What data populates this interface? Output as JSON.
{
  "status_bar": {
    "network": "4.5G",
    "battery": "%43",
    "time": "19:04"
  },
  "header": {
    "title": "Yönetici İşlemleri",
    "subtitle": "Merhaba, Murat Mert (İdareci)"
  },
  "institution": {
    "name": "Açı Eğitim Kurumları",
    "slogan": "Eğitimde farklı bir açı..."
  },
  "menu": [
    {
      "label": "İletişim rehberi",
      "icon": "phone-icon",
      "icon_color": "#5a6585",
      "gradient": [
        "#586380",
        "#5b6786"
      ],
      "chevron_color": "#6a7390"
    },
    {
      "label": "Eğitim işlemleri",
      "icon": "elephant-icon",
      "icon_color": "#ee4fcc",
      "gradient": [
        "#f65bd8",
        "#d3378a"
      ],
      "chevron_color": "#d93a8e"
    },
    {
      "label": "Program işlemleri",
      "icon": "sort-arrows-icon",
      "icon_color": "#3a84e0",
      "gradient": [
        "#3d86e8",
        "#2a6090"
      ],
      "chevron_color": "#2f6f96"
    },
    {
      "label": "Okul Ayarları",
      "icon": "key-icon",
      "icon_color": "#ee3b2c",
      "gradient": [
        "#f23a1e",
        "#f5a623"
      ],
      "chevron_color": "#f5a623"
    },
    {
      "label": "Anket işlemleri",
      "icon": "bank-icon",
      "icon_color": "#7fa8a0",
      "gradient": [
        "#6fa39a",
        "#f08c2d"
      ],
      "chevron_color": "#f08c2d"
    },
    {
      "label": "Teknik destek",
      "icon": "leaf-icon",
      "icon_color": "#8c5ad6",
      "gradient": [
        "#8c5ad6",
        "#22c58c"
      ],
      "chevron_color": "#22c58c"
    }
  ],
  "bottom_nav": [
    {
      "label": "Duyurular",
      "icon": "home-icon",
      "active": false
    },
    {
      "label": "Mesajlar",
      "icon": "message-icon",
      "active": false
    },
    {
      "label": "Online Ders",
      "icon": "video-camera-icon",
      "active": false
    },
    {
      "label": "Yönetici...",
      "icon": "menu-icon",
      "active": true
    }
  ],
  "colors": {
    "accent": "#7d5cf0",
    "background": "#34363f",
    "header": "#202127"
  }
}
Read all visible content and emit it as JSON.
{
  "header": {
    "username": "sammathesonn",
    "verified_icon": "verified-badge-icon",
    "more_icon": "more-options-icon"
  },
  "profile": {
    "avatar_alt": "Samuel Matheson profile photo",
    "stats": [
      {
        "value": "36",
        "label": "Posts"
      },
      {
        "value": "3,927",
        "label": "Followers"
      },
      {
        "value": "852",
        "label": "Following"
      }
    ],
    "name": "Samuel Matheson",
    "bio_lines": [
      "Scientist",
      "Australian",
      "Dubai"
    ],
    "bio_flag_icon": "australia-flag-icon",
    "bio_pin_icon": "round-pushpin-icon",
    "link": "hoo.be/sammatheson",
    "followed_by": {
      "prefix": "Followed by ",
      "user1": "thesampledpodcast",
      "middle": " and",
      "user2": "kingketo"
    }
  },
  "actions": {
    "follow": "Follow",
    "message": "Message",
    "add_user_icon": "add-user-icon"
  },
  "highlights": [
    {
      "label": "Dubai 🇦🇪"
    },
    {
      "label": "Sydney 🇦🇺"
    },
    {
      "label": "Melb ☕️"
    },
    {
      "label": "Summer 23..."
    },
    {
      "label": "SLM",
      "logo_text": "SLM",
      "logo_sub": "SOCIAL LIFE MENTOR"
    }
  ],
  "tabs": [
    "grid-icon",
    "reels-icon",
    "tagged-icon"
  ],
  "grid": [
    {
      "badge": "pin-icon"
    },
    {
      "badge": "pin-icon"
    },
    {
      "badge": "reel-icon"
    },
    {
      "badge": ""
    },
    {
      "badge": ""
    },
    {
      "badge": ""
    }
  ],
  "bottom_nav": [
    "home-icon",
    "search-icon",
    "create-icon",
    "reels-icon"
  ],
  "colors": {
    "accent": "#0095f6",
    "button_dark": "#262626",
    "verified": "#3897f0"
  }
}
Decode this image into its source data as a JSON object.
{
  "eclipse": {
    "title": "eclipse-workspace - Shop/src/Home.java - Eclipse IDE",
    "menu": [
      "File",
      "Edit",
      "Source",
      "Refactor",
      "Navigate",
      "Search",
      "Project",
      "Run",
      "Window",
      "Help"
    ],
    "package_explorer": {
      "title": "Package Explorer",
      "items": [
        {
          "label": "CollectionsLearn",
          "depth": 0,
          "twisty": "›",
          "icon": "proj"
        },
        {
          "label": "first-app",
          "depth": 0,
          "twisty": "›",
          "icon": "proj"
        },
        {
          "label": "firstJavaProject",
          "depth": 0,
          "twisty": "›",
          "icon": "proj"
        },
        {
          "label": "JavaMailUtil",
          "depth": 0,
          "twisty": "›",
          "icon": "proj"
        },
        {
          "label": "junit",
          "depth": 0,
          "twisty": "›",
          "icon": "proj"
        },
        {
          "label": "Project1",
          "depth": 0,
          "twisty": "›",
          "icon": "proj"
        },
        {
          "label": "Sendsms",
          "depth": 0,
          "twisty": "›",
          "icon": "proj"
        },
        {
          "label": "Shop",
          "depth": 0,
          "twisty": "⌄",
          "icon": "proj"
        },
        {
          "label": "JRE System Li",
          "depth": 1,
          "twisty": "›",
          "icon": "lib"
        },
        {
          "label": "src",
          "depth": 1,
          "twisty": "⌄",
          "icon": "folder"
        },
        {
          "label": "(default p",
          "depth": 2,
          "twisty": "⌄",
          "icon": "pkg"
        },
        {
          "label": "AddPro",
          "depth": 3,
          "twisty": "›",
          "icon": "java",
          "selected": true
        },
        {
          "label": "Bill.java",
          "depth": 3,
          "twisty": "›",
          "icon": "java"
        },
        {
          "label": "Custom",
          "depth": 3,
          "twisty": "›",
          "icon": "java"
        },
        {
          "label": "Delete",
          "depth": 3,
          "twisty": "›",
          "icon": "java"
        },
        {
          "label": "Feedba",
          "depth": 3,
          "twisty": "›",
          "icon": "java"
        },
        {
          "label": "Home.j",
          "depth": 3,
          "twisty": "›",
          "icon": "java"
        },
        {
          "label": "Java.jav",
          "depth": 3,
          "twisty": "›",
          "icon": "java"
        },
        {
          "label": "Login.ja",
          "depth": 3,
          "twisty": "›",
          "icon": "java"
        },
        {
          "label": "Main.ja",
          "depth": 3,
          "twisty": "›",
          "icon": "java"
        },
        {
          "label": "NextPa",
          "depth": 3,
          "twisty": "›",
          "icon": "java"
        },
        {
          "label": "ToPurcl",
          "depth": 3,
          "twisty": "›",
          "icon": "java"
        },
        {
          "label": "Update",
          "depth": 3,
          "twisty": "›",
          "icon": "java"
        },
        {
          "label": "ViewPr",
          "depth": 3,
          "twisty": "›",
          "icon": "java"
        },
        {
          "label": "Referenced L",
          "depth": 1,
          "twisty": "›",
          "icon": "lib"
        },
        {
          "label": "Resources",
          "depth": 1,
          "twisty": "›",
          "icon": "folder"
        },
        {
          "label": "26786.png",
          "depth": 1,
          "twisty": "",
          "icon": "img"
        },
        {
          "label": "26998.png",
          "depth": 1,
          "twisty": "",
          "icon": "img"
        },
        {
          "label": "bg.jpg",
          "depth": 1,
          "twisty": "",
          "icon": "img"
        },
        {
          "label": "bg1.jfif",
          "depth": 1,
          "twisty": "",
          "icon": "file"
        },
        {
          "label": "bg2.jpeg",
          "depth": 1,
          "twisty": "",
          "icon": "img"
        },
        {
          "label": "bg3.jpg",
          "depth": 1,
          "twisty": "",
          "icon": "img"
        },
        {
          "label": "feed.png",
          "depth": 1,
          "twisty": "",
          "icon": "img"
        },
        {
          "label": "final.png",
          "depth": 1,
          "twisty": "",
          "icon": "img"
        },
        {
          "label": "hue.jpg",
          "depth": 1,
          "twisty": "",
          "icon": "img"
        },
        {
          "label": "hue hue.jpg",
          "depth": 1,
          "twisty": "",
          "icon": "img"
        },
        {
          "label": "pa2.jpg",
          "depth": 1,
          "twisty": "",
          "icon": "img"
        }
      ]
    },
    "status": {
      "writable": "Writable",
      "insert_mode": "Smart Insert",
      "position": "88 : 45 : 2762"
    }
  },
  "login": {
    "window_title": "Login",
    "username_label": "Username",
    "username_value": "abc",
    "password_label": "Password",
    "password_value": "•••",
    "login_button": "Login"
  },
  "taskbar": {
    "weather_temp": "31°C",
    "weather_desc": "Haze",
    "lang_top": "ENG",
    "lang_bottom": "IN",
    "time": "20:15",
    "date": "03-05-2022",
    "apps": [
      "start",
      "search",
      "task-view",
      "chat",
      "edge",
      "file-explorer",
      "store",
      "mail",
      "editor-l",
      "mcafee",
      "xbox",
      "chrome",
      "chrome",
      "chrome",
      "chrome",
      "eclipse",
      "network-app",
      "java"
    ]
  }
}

■ Written problem: Copy whichever lines in the listing above contain the word "verified".

■ Response below:
    "verified_icon": "verified-badge-icon",
    "verified": "#3897f0"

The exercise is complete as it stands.